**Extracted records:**
::::
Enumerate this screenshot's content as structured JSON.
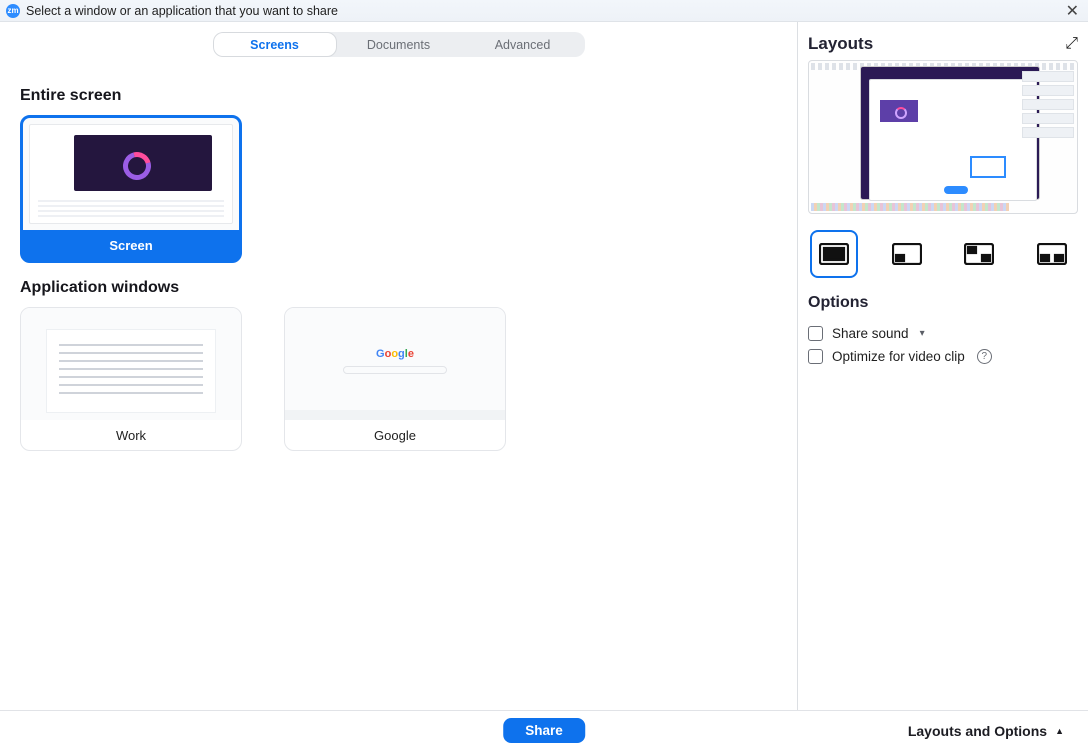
{
  "titlebar": {
    "logo_text": "zm",
    "title": "Select a window or an application that you want to share"
  },
  "tabs": {
    "screens": "Screens",
    "documents": "Documents",
    "advanced": "Advanced"
  },
  "sections": {
    "entire_screen": "Entire screen",
    "application_windows": "Application windows"
  },
  "cards": {
    "screen_label": "Screen",
    "app1_label": "Work",
    "app2_label": "Google"
  },
  "right": {
    "layouts_head": "Layouts",
    "options_head": "Options",
    "share_sound": "Share sound",
    "optimize_video": "Optimize for video clip"
  },
  "footer": {
    "share": "Share",
    "layouts_toggle": "Layouts and Options"
  }
}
::::
**DIRECTIONS:**
Reproduce the data word for word, excluding its pictures.

**FINAL ANSWER:**
Enumerate this screenshot's content as structured JSON.
{
  "titlebar": {
    "logo_text": "zm",
    "title": "Select a window or an application that you want to share"
  },
  "tabs": {
    "screens": "Screens",
    "documents": "Documents",
    "advanced": "Advanced"
  },
  "sections": {
    "entire_screen": "Entire screen",
    "application_windows": "Application windows"
  },
  "cards": {
    "screen_label": "Screen",
    "app1_label": "Work",
    "app2_label": "Google"
  },
  "right": {
    "layouts_head": "Layouts",
    "options_head": "Options",
    "share_sound": "Share sound",
    "optimize_video": "Optimize for video clip"
  },
  "footer": {
    "share": "Share",
    "layouts_toggle": "Layouts and Options"
  }
}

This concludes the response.